Carry none of the pictures over; set down the material below exactly.

== RECORDS PROVIDED

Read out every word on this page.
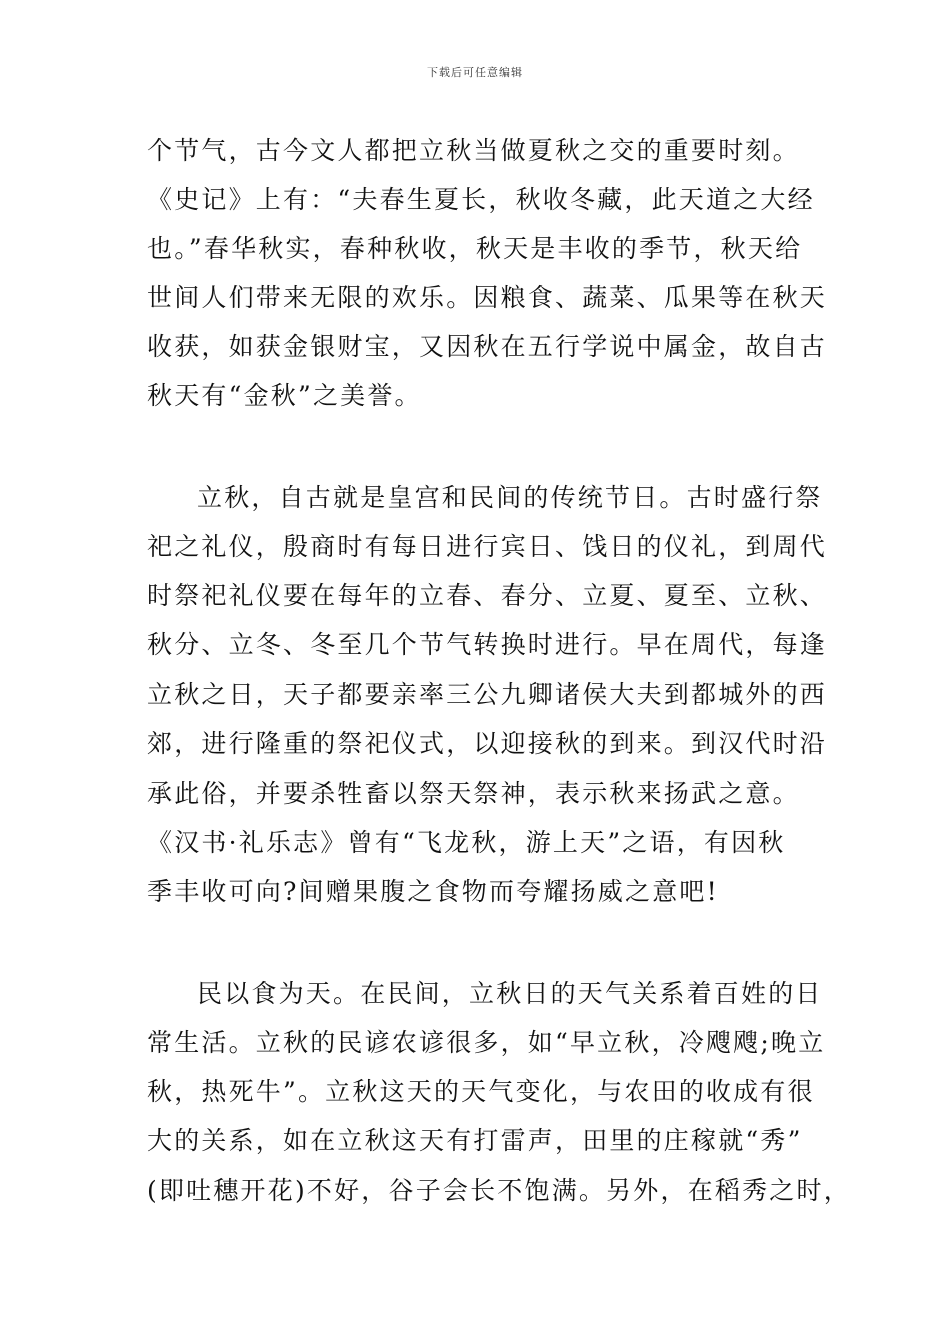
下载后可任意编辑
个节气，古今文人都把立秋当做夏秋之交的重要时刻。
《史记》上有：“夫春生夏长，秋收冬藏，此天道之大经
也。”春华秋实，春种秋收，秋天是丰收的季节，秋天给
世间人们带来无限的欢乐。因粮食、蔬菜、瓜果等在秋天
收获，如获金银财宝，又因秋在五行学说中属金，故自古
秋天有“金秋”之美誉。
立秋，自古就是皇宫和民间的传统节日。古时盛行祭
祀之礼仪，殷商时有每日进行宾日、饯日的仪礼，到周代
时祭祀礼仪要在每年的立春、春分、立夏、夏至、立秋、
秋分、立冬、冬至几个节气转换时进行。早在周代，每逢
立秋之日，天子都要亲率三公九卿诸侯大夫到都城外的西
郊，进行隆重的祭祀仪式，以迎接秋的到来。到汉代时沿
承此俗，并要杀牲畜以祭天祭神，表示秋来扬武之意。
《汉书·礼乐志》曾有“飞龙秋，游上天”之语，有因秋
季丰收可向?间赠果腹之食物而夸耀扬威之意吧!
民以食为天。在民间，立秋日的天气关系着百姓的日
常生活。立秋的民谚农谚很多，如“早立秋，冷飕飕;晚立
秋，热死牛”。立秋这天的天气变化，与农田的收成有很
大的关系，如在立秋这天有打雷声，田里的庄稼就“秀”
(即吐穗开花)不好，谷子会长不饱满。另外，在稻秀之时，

====

COMPLETE RESPONSE:
Read out every word on this page.
下载后可任意编辑
个节气，古今文人都把立秋当做夏秋之交的重要时刻。
《史记》上有：“夫春生夏长，秋收冬藏，此天道之大经
也。”春华秋实，春种秋收，秋天是丰收的季节，秋天给
世间人们带来无限的欢乐。因粮食、蔬菜、瓜果等在秋天
收获，如获金银财宝，又因秋在五行学说中属金，故自古
秋天有“金秋”之美誉。
立秋，自古就是皇宫和民间的传统节日。古时盛行祭
祀之礼仪，殷商时有每日进行宾日、饯日的仪礼，到周代
时祭祀礼仪要在每年的立春、春分、立夏、夏至、立秋、
秋分、立冬、冬至几个节气转换时进行。早在周代，每逢
立秋之日，天子都要亲率三公九卿诸侯大夫到都城外的西
郊，进行隆重的祭祀仪式，以迎接秋的到来。到汉代时沿
承此俗，并要杀牲畜以祭天祭神，表示秋来扬武之意。
《汉书·礼乐志》曾有“飞龙秋，游上天”之语，有因秋
季丰收可向?间赠果腹之食物而夸耀扬威之意吧!
民以食为天。在民间，立秋日的天气关系着百姓的日
常生活。立秋的民谚农谚很多，如“早立秋，冷飕飕;晚立
秋，热死牛”。立秋这天的天气变化，与农田的收成有很
大的关系，如在立秋这天有打雷声，田里的庄稼就“秀”
(即吐穗开花)不好，谷子会长不饱满。另外，在稻秀之时，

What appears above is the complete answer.